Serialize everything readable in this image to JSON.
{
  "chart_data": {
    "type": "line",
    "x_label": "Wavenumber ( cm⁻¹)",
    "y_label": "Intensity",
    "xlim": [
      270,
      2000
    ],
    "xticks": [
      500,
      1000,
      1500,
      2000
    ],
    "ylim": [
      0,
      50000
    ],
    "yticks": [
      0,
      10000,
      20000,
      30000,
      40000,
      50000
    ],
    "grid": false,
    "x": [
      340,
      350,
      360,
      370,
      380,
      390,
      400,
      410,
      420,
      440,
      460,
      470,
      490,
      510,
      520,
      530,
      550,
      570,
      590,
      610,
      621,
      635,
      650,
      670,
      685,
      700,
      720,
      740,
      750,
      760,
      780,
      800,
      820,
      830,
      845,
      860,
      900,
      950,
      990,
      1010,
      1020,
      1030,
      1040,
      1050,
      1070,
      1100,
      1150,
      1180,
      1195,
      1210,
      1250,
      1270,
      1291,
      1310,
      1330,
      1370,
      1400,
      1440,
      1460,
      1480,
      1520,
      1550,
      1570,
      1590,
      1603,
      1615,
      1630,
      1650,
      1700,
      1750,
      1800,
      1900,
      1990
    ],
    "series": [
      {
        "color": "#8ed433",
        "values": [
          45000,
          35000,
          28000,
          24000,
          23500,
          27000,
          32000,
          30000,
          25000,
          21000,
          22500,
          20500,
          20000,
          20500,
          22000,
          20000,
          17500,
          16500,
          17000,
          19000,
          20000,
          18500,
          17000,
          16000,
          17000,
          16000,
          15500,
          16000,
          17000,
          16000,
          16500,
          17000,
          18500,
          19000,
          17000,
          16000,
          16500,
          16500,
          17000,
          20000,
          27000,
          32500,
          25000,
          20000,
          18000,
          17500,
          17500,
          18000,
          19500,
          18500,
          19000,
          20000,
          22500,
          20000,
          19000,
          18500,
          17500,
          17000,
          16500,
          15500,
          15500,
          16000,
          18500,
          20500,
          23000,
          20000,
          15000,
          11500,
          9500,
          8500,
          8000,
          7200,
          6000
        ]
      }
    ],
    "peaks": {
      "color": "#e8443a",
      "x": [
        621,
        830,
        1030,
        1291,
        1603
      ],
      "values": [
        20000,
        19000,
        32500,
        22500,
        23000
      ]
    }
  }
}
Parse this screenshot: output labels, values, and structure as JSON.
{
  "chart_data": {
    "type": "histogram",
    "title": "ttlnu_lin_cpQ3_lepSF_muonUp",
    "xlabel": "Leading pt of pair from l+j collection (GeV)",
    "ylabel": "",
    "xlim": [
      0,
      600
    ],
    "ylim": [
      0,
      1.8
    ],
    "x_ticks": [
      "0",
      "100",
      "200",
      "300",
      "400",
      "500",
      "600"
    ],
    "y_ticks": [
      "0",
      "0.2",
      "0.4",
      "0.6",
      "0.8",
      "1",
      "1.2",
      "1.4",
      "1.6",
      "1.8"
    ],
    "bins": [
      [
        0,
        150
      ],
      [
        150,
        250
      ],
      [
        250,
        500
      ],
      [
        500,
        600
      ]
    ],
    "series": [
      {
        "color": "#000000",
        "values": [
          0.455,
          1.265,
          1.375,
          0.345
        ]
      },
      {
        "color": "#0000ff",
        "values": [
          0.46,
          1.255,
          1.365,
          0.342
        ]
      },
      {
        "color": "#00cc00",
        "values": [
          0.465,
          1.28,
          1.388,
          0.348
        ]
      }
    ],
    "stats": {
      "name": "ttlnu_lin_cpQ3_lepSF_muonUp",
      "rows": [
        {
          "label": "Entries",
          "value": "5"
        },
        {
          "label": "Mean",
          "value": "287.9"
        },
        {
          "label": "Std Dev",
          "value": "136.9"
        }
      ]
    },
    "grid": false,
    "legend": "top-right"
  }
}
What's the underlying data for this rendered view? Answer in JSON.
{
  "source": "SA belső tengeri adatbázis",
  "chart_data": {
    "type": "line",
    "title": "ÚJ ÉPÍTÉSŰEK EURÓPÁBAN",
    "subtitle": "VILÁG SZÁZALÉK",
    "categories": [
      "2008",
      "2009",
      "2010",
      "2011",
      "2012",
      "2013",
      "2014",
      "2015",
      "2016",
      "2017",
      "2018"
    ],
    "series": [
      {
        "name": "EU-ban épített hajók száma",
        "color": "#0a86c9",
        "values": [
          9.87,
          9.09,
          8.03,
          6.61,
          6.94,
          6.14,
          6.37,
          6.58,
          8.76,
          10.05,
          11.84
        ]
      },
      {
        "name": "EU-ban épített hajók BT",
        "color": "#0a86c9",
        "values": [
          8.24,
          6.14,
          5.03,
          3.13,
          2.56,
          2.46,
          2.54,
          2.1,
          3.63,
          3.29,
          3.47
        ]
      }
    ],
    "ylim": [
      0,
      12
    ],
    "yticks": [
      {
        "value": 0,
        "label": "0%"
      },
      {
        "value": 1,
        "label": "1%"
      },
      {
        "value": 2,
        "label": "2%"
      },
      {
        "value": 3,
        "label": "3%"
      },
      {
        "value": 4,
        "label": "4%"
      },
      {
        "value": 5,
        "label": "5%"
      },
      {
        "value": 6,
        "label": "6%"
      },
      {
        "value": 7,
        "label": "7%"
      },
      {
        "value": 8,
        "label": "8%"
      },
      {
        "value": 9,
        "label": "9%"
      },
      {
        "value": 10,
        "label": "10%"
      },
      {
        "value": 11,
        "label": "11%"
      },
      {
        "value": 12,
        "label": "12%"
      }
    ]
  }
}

+ + + + +

▶ **PROBLEM TO WORK ON**: Return the listing above in its exact form.

▶ **FINISHED EXERCISE**:
Serialize everything readable in this image to JSON.
{
  "chart_data": {
    "type": "line",
    "x_label": "Wavenumber ( cm⁻¹)",
    "y_label": "Intensity",
    "xlim": [
      270,
      2000
    ],
    "xticks": [
      500,
      1000,
      1500,
      2000
    ],
    "ylim": [
      0,
      50000
    ],
    "yticks": [
      0,
      10000,
      20000,
      30000,
      40000,
      50000
    ],
    "grid": false,
    "x": [
      340,
      350,
      360,
      370,
      380,
      390,
      400,
      410,
      420,
      440,
      460,
      470,
      490,
      510,
      520,
      530,
      550,
      570,
      590,
      610,
      621,
      635,
      650,
      670,
      685,
      700,
      720,
      740,
      750,
      760,
      780,
      800,
      820,
      830,
      845,
      860,
      900,
      950,
      990,
      1010,
      1020,
      1030,
      1040,
      1050,
      1070,
      1100,
      1150,
      1180,
      1195,
      1210,
      1250,
      1270,
      1291,
      1310,
      1330,
      1370,
      1400,
      1440,
      1460,
      1480,
      1520,
      1550,
      1570,
      1590,
      1603,
      1615,
      1630,
      1650,
      1700,
      1750,
      1800,
      1900,
      1990
    ],
    "series": [
      {
        "color": "#8ed433",
        "values": [
          45000,
          35000,
          28000,
          24000,
          23500,
          27000,
          32000,
          30000,
          25000,
          21000,
          22500,
          20500,
          20000,
          20500,
          22000,
          20000,
          17500,
          16500,
          17000,
          19000,
          20000,
          18500,
          17000,
          16000,
          17000,
          16000,
          15500,
          16000,
          17000,
          16000,
          16500,
          17000,
          18500,
          19000,
          17000,
          16000,
          16500,
          16500,
          17000,
          20000,
          27000,
          32500,
          25000,
          20000,
          18000,
          17500,
          17500,
          18000,
          19500,
          18500,
          19000,
          20000,
          22500,
          20000,
          19000,
          18500,
          17500,
          17000,
          16500,
          15500,
          15500,
          16000,
          18500,
          20500,
          23000,
          20000,
          15000,
          11500,
          9500,
          8500,
          8000,
          7200,
          6000
        ]
      }
    ],
    "peaks": {
      "color": "#e8443a",
      "x": [
        621,
        830,
        1030,
        1291,
        1603
      ],
      "values": [
        20000,
        19000,
        32500,
        22500,
        23000
      ]
    }
  }
}
Parse this screenshot: output labels, values, and structure as JSON.
{
  "chart_data": {
    "type": "histogram",
    "title": "ttlnu_lin_cpQ3_lepSF_muonUp",
    "xlabel": "Leading pt of pair from l+j collection (GeV)",
    "ylabel": "",
    "xlim": [
      0,
      600
    ],
    "ylim": [
      0,
      1.8
    ],
    "x_ticks": [
      "0",
      "100",
      "200",
      "300",
      "400",
      "500",
      "600"
    ],
    "y_ticks": [
      "0",
      "0.2",
      "0.4",
      "0.6",
      "0.8",
      "1",
      "1.2",
      "1.4",
      "1.6",
      "1.8"
    ],
    "bins": [
      [
        0,
        150
      ],
      [
        150,
        250
      ],
      [
        250,
        500
      ],
      [
        500,
        600
      ]
    ],
    "series": [
      {
        "color": "#000000",
        "values": [
          0.455,
          1.265,
          1.375,
          0.345
        ]
      },
      {
        "color": "#0000ff",
        "values": [
          0.46,
          1.255,
          1.365,
          0.342
        ]
      },
      {
        "color": "#00cc00",
        "values": [
          0.465,
          1.28,
          1.388,
          0.348
        ]
      }
    ],
    "stats": {
      "name": "ttlnu_lin_cpQ3_lepSF_muonUp",
      "rows": [
        {
          "label": "Entries",
          "value": "5"
        },
        {
          "label": "Mean",
          "value": "287.9"
        },
        {
          "label": "Std Dev",
          "value": "136.9"
        }
      ]
    },
    "grid": false,
    "legend": "top-right"
  }
}
What's the underlying data for this rendered view? Answer in JSON.
{
  "source": "SA belső tengeri adatbázis",
  "chart_data": {
    "type": "line",
    "title": "ÚJ ÉPÍTÉSŰEK EURÓPÁBAN",
    "subtitle": "VILÁG SZÁZALÉK",
    "categories": [
      "2008",
      "2009",
      "2010",
      "2011",
      "2012",
      "2013",
      "2014",
      "2015",
      "2016",
      "2017",
      "2018"
    ],
    "series": [
      {
        "name": "EU-ban épített hajók száma",
        "color": "#0a86c9",
        "values": [
          9.87,
          9.09,
          8.03,
          6.61,
          6.94,
          6.14,
          6.37,
          6.58,
          8.76,
          10.05,
          11.84
        ]
      },
      {
        "name": "EU-ban épített hajók BT",
        "color": "#0a86c9",
        "values": [
          8.24,
          6.14,
          5.03,
          3.13,
          2.56,
          2.46,
          2.54,
          2.1,
          3.63,
          3.29,
          3.47
        ]
      }
    ],
    "ylim": [
      0,
      12
    ],
    "yticks": [
      {
        "value": 0,
        "label": "0%"
      },
      {
        "value": 1,
        "label": "1%"
      },
      {
        "value": 2,
        "label": "2%"
      },
      {
        "value": 3,
        "label": "3%"
      },
      {
        "value": 4,
        "label": "4%"
      },
      {
        "value": 5,
        "label": "5%"
      },
      {
        "value": 6,
        "label": "6%"
      },
      {
        "value": 7,
        "label": "7%"
      },
      {
        "value": 8,
        "label": "8%"
      },
      {
        "value": 9,
        "label": "9%"
      },
      {
        "value": 10,
        "label": "10%"
      },
      {
        "value": 11,
        "label": "11%"
      },
      {
        "value": 12,
        "label": "12%"
      }
    ]
  }
}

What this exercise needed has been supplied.